[Data entries for graphics]
**********
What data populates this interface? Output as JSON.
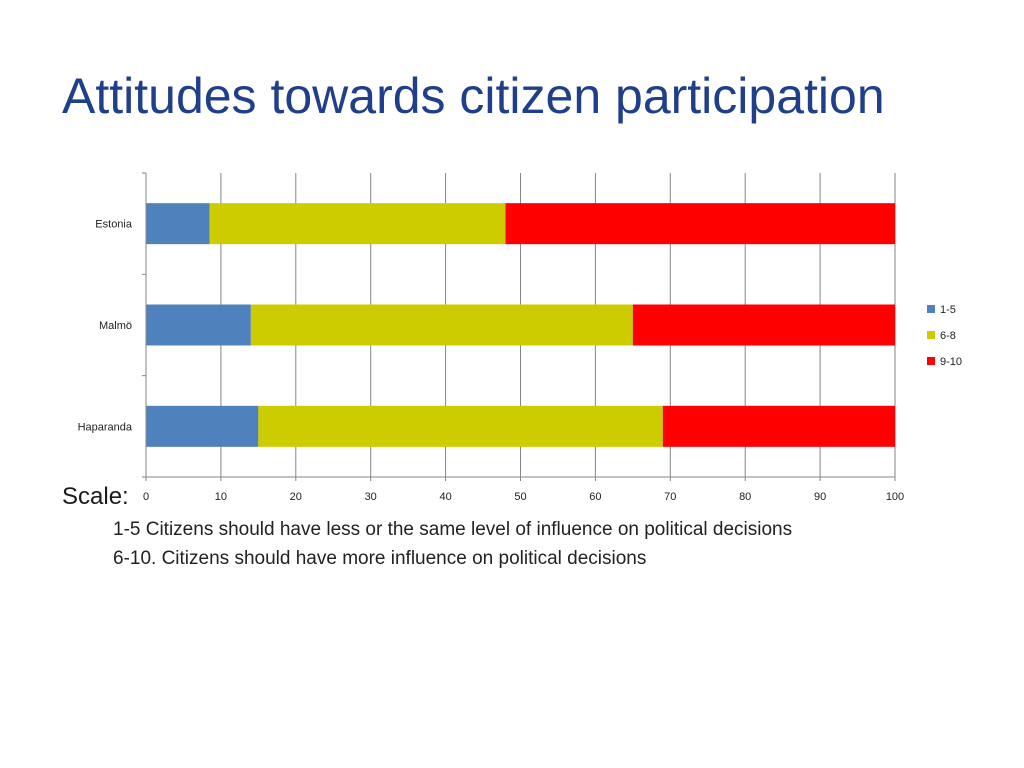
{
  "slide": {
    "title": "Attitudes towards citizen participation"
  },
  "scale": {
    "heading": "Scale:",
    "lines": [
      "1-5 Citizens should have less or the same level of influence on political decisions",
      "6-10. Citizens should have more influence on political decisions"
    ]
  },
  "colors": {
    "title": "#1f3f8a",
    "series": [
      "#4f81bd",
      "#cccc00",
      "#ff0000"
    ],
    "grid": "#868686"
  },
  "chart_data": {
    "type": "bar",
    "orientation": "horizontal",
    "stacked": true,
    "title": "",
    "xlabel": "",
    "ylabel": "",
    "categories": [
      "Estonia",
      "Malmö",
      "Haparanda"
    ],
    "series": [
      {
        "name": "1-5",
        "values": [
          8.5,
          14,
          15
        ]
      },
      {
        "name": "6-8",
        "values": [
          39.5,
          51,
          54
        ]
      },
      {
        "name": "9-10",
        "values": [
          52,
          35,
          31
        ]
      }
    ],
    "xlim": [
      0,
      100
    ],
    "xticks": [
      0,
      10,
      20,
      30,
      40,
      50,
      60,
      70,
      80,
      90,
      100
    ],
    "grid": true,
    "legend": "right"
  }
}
**********
Directions for this task: What is the number of lines in the records that contain the word "have"? Answer with the number and nothing else.

Written answer: 2